[Start RECORD EXTRACTS]

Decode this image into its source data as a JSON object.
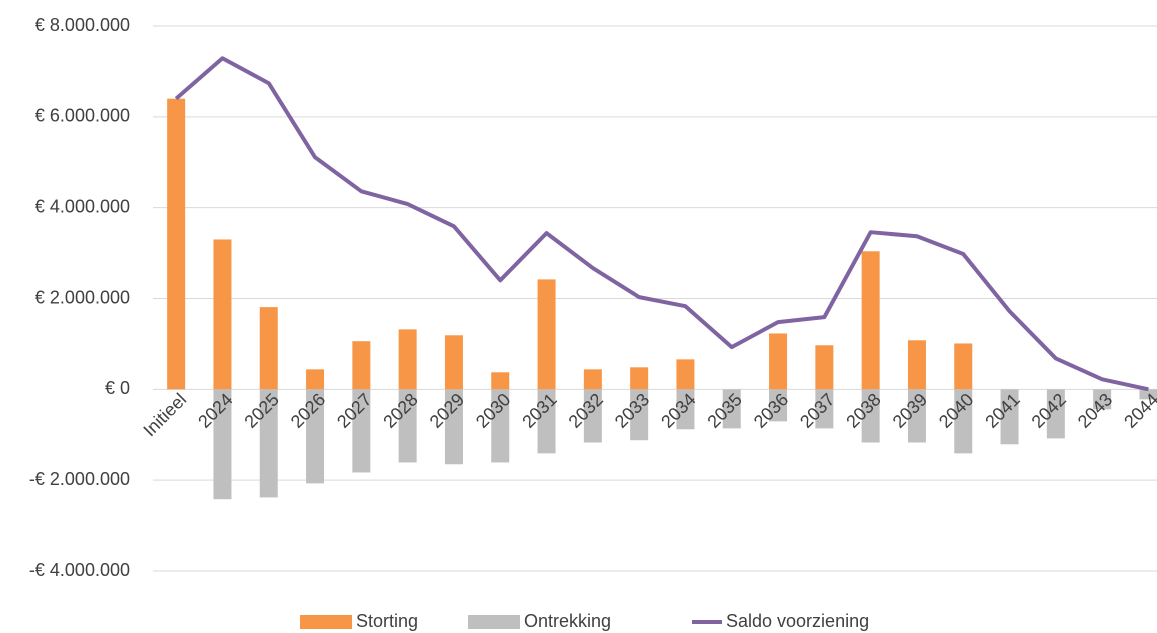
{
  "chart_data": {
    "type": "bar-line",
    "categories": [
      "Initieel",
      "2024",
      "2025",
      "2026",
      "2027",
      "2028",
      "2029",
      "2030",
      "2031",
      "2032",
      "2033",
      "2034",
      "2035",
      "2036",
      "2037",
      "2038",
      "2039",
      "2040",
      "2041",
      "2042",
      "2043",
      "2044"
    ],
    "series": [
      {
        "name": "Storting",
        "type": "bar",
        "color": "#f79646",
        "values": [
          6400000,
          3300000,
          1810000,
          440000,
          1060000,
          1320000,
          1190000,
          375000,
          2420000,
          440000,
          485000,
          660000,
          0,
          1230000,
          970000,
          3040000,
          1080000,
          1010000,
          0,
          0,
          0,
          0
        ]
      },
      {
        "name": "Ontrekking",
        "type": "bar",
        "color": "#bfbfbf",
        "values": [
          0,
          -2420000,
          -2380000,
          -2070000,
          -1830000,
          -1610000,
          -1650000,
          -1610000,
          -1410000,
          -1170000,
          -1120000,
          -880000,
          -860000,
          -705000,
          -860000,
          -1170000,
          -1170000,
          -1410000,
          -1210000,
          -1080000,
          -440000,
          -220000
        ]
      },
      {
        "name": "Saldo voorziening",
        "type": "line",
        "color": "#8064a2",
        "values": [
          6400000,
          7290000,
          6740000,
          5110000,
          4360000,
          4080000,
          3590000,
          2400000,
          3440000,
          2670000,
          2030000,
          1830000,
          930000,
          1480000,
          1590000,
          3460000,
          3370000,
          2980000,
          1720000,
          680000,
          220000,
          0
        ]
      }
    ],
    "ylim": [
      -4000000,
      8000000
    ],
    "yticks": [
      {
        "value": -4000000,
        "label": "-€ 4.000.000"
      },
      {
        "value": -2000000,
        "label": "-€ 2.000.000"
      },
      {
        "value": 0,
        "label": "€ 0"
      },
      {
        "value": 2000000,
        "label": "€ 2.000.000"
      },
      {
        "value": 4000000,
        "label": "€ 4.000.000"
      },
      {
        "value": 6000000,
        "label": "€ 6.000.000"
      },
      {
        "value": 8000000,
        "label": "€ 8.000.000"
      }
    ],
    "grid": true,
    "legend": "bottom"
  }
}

[End RECORD EXTRACTS]

§ WHAT IS EXPECTED
All of the material above is to be copied exactly, except for its images.

§ ANSWER TO THIS EXERCISE
Decode this image into its source data as a JSON object.
{
  "chart_data": {
    "type": "bar-line",
    "categories": [
      "Initieel",
      "2024",
      "2025",
      "2026",
      "2027",
      "2028",
      "2029",
      "2030",
      "2031",
      "2032",
      "2033",
      "2034",
      "2035",
      "2036",
      "2037",
      "2038",
      "2039",
      "2040",
      "2041",
      "2042",
      "2043",
      "2044"
    ],
    "series": [
      {
        "name": "Storting",
        "type": "bar",
        "color": "#f79646",
        "values": [
          6400000,
          3300000,
          1810000,
          440000,
          1060000,
          1320000,
          1190000,
          375000,
          2420000,
          440000,
          485000,
          660000,
          0,
          1230000,
          970000,
          3040000,
          1080000,
          1010000,
          0,
          0,
          0,
          0
        ]
      },
      {
        "name": "Ontrekking",
        "type": "bar",
        "color": "#bfbfbf",
        "values": [
          0,
          -2420000,
          -2380000,
          -2070000,
          -1830000,
          -1610000,
          -1650000,
          -1610000,
          -1410000,
          -1170000,
          -1120000,
          -880000,
          -860000,
          -705000,
          -860000,
          -1170000,
          -1170000,
          -1410000,
          -1210000,
          -1080000,
          -440000,
          -220000
        ]
      },
      {
        "name": "Saldo voorziening",
        "type": "line",
        "color": "#8064a2",
        "values": [
          6400000,
          7290000,
          6740000,
          5110000,
          4360000,
          4080000,
          3590000,
          2400000,
          3440000,
          2670000,
          2030000,
          1830000,
          930000,
          1480000,
          1590000,
          3460000,
          3370000,
          2980000,
          1720000,
          680000,
          220000,
          0
        ]
      }
    ],
    "ylim": [
      -4000000,
      8000000
    ],
    "yticks": [
      {
        "value": -4000000,
        "label": "-€ 4.000.000"
      },
      {
        "value": -2000000,
        "label": "-€ 2.000.000"
      },
      {
        "value": 0,
        "label": "€ 0"
      },
      {
        "value": 2000000,
        "label": "€ 2.000.000"
      },
      {
        "value": 4000000,
        "label": "€ 4.000.000"
      },
      {
        "value": 6000000,
        "label": "€ 6.000.000"
      },
      {
        "value": 8000000,
        "label": "€ 8.000.000"
      }
    ],
    "grid": true,
    "legend": "bottom"
  }
}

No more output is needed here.